Transcribe all the entries word for word, but omit the images.
────────────────
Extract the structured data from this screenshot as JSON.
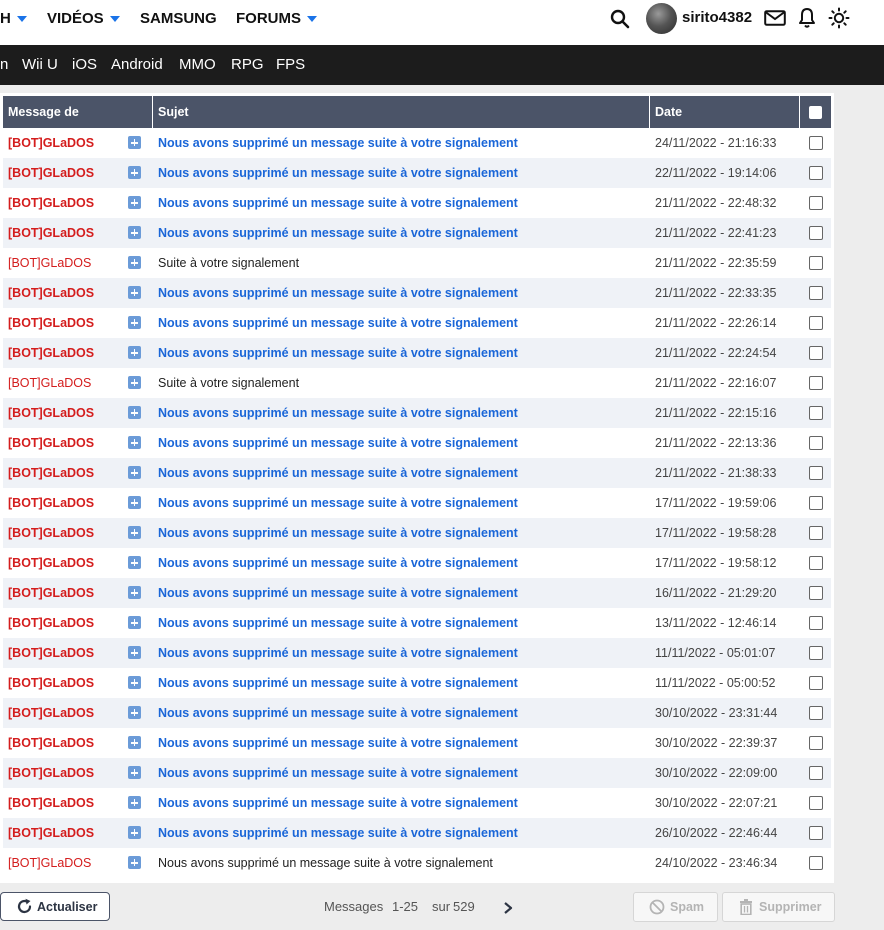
{
  "header": {
    "nav": [
      {
        "label": "H",
        "dropdown": true
      },
      {
        "label": "VIDÉOS",
        "dropdown": true
      },
      {
        "label": "SAMSUNG",
        "dropdown": false
      },
      {
        "label": "FORUMS",
        "dropdown": true
      }
    ],
    "user": {
      "name": "sirito4382"
    },
    "icons": [
      "search-icon",
      "avatar",
      "mail-icon",
      "bell-icon",
      "theme-sun-icon"
    ]
  },
  "categories": [
    "n",
    "Wii U",
    "iOS",
    "Android",
    "MMO",
    "RPG",
    "FPS"
  ],
  "table": {
    "columns": {
      "author": "Message de",
      "subject": "Sujet",
      "date": "Date"
    },
    "rows": [
      {
        "author": "[BOT]GLaDOS",
        "subject": "Nous avons supprimé un message suite à votre signalement",
        "date": "24/11/2022 - 21:16:33",
        "unread": true
      },
      {
        "author": "[BOT]GLaDOS",
        "subject": "Nous avons supprimé un message suite à votre signalement",
        "date": "22/11/2022 - 19:14:06",
        "unread": true
      },
      {
        "author": "[BOT]GLaDOS",
        "subject": "Nous avons supprimé un message suite à votre signalement",
        "date": "21/11/2022 - 22:48:32",
        "unread": true
      },
      {
        "author": "[BOT]GLaDOS",
        "subject": "Nous avons supprimé un message suite à votre signalement",
        "date": "21/11/2022 - 22:41:23",
        "unread": true
      },
      {
        "author": "[BOT]GLaDOS",
        "subject": "Suite à votre signalement",
        "date": "21/11/2022 - 22:35:59",
        "unread": false
      },
      {
        "author": "[BOT]GLaDOS",
        "subject": "Nous avons supprimé un message suite à votre signalement",
        "date": "21/11/2022 - 22:33:35",
        "unread": true
      },
      {
        "author": "[BOT]GLaDOS",
        "subject": "Nous avons supprimé un message suite à votre signalement",
        "date": "21/11/2022 - 22:26:14",
        "unread": true
      },
      {
        "author": "[BOT]GLaDOS",
        "subject": "Nous avons supprimé un message suite à votre signalement",
        "date": "21/11/2022 - 22:24:54",
        "unread": true
      },
      {
        "author": "[BOT]GLaDOS",
        "subject": "Suite à votre signalement",
        "date": "21/11/2022 - 22:16:07",
        "unread": false
      },
      {
        "author": "[BOT]GLaDOS",
        "subject": "Nous avons supprimé un message suite à votre signalement",
        "date": "21/11/2022 - 22:15:16",
        "unread": true
      },
      {
        "author": "[BOT]GLaDOS",
        "subject": "Nous avons supprimé un message suite à votre signalement",
        "date": "21/11/2022 - 22:13:36",
        "unread": true
      },
      {
        "author": "[BOT]GLaDOS",
        "subject": "Nous avons supprimé un message suite à votre signalement",
        "date": "21/11/2022 - 21:38:33",
        "unread": true
      },
      {
        "author": "[BOT]GLaDOS",
        "subject": "Nous avons supprimé un message suite à votre signalement",
        "date": "17/11/2022 - 19:59:06",
        "unread": true
      },
      {
        "author": "[BOT]GLaDOS",
        "subject": "Nous avons supprimé un message suite à votre signalement",
        "date": "17/11/2022 - 19:58:28",
        "unread": true
      },
      {
        "author": "[BOT]GLaDOS",
        "subject": "Nous avons supprimé un message suite à votre signalement",
        "date": "17/11/2022 - 19:58:12",
        "unread": true
      },
      {
        "author": "[BOT]GLaDOS",
        "subject": "Nous avons supprimé un message suite à votre signalement",
        "date": "16/11/2022 - 21:29:20",
        "unread": true
      },
      {
        "author": "[BOT]GLaDOS",
        "subject": "Nous avons supprimé un message suite à votre signalement",
        "date": "13/11/2022 - 12:46:14",
        "unread": true
      },
      {
        "author": "[BOT]GLaDOS",
        "subject": "Nous avons supprimé un message suite à votre signalement",
        "date": "11/11/2022 - 05:01:07",
        "unread": true
      },
      {
        "author": "[BOT]GLaDOS",
        "subject": "Nous avons supprimé un message suite à votre signalement",
        "date": "11/11/2022 - 05:00:52",
        "unread": true
      },
      {
        "author": "[BOT]GLaDOS",
        "subject": "Nous avons supprimé un message suite à votre signalement",
        "date": "30/10/2022 - 23:31:44",
        "unread": true
      },
      {
        "author": "[BOT]GLaDOS",
        "subject": "Nous avons supprimé un message suite à votre signalement",
        "date": "30/10/2022 - 22:39:37",
        "unread": true
      },
      {
        "author": "[BOT]GLaDOS",
        "subject": "Nous avons supprimé un message suite à votre signalement",
        "date": "30/10/2022 - 22:09:00",
        "unread": true
      },
      {
        "author": "[BOT]GLaDOS",
        "subject": "Nous avons supprimé un message suite à votre signalement",
        "date": "30/10/2022 - 22:07:21",
        "unread": true
      },
      {
        "author": "[BOT]GLaDOS",
        "subject": "Nous avons supprimé un message suite à votre signalement",
        "date": "26/10/2022 - 22:46:44",
        "unread": true
      },
      {
        "author": "[BOT]GLaDOS",
        "subject": "Nous avons supprimé un message suite à votre signalement",
        "date": "24/10/2022 - 23:46:34",
        "unread": false
      }
    ]
  },
  "footer": {
    "refresh_label": "Actualiser",
    "pagination": {
      "prefix": "Messages",
      "range": "1-25",
      "middle": "sur",
      "total": "529"
    },
    "spam_label": "Spam",
    "delete_label": "Supprimer"
  },
  "colors": {
    "header_bg": "#4b5468",
    "category_bar": "#1c1c1c",
    "unread_link": "#1a66d8",
    "author": "#d41d1d",
    "accent_orange": "#e8562a",
    "nav_caret": "#1a73e8"
  }
}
────────────────
**Result for this exercise:**
Extract the structured data from this screenshot as JSON.
{
  "header": {
    "nav": [
      {
        "label": "H",
        "dropdown": true
      },
      {
        "label": "VIDÉOS",
        "dropdown": true
      },
      {
        "label": "SAMSUNG",
        "dropdown": false
      },
      {
        "label": "FORUMS",
        "dropdown": true
      }
    ],
    "user": {
      "name": "sirito4382"
    },
    "icons": [
      "search-icon",
      "avatar",
      "mail-icon",
      "bell-icon",
      "theme-sun-icon"
    ]
  },
  "categories": [
    "n",
    "Wii U",
    "iOS",
    "Android",
    "MMO",
    "RPG",
    "FPS"
  ],
  "table": {
    "columns": {
      "author": "Message de",
      "subject": "Sujet",
      "date": "Date"
    },
    "rows": [
      {
        "author": "[BOT]GLaDOS",
        "subject": "Nous avons supprimé un message suite à votre signalement",
        "date": "24/11/2022 - 21:16:33",
        "unread": true
      },
      {
        "author": "[BOT]GLaDOS",
        "subject": "Nous avons supprimé un message suite à votre signalement",
        "date": "22/11/2022 - 19:14:06",
        "unread": true
      },
      {
        "author": "[BOT]GLaDOS",
        "subject": "Nous avons supprimé un message suite à votre signalement",
        "date": "21/11/2022 - 22:48:32",
        "unread": true
      },
      {
        "author": "[BOT]GLaDOS",
        "subject": "Nous avons supprimé un message suite à votre signalement",
        "date": "21/11/2022 - 22:41:23",
        "unread": true
      },
      {
        "author": "[BOT]GLaDOS",
        "subject": "Suite à votre signalement",
        "date": "21/11/2022 - 22:35:59",
        "unread": false
      },
      {
        "author": "[BOT]GLaDOS",
        "subject": "Nous avons supprimé un message suite à votre signalement",
        "date": "21/11/2022 - 22:33:35",
        "unread": true
      },
      {
        "author": "[BOT]GLaDOS",
        "subject": "Nous avons supprimé un message suite à votre signalement",
        "date": "21/11/2022 - 22:26:14",
        "unread": true
      },
      {
        "author": "[BOT]GLaDOS",
        "subject": "Nous avons supprimé un message suite à votre signalement",
        "date": "21/11/2022 - 22:24:54",
        "unread": true
      },
      {
        "author": "[BOT]GLaDOS",
        "subject": "Suite à votre signalement",
        "date": "21/11/2022 - 22:16:07",
        "unread": false
      },
      {
        "author": "[BOT]GLaDOS",
        "subject": "Nous avons supprimé un message suite à votre signalement",
        "date": "21/11/2022 - 22:15:16",
        "unread": true
      },
      {
        "author": "[BOT]GLaDOS",
        "subject": "Nous avons supprimé un message suite à votre signalement",
        "date": "21/11/2022 - 22:13:36",
        "unread": true
      },
      {
        "author": "[BOT]GLaDOS",
        "subject": "Nous avons supprimé un message suite à votre signalement",
        "date": "21/11/2022 - 21:38:33",
        "unread": true
      },
      {
        "author": "[BOT]GLaDOS",
        "subject": "Nous avons supprimé un message suite à votre signalement",
        "date": "17/11/2022 - 19:59:06",
        "unread": true
      },
      {
        "author": "[BOT]GLaDOS",
        "subject": "Nous avons supprimé un message suite à votre signalement",
        "date": "17/11/2022 - 19:58:28",
        "unread": true
      },
      {
        "author": "[BOT]GLaDOS",
        "subject": "Nous avons supprimé un message suite à votre signalement",
        "date": "17/11/2022 - 19:58:12",
        "unread": true
      },
      {
        "author": "[BOT]GLaDOS",
        "subject": "Nous avons supprimé un message suite à votre signalement",
        "date": "16/11/2022 - 21:29:20",
        "unread": true
      },
      {
        "author": "[BOT]GLaDOS",
        "subject": "Nous avons supprimé un message suite à votre signalement",
        "date": "13/11/2022 - 12:46:14",
        "unread": true
      },
      {
        "author": "[BOT]GLaDOS",
        "subject": "Nous avons supprimé un message suite à votre signalement",
        "date": "11/11/2022 - 05:01:07",
        "unread": true
      },
      {
        "author": "[BOT]GLaDOS",
        "subject": "Nous avons supprimé un message suite à votre signalement",
        "date": "11/11/2022 - 05:00:52",
        "unread": true
      },
      {
        "author": "[BOT]GLaDOS",
        "subject": "Nous avons supprimé un message suite à votre signalement",
        "date": "30/10/2022 - 23:31:44",
        "unread": true
      },
      {
        "author": "[BOT]GLaDOS",
        "subject": "Nous avons supprimé un message suite à votre signalement",
        "date": "30/10/2022 - 22:39:37",
        "unread": true
      },
      {
        "author": "[BOT]GLaDOS",
        "subject": "Nous avons supprimé un message suite à votre signalement",
        "date": "30/10/2022 - 22:09:00",
        "unread": true
      },
      {
        "author": "[BOT]GLaDOS",
        "subject": "Nous avons supprimé un message suite à votre signalement",
        "date": "30/10/2022 - 22:07:21",
        "unread": true
      },
      {
        "author": "[BOT]GLaDOS",
        "subject": "Nous avons supprimé un message suite à votre signalement",
        "date": "26/10/2022 - 22:46:44",
        "unread": true
      },
      {
        "author": "[BOT]GLaDOS",
        "subject": "Nous avons supprimé un message suite à votre signalement",
        "date": "24/10/2022 - 23:46:34",
        "unread": false
      }
    ]
  },
  "footer": {
    "refresh_label": "Actualiser",
    "pagination": {
      "prefix": "Messages",
      "range": "1-25",
      "middle": "sur",
      "total": "529"
    },
    "spam_label": "Spam",
    "delete_label": "Supprimer"
  },
  "colors": {
    "header_bg": "#4b5468",
    "category_bar": "#1c1c1c",
    "unread_link": "#1a66d8",
    "author": "#d41d1d",
    "accent_orange": "#e8562a",
    "nav_caret": "#1a73e8"
  }
}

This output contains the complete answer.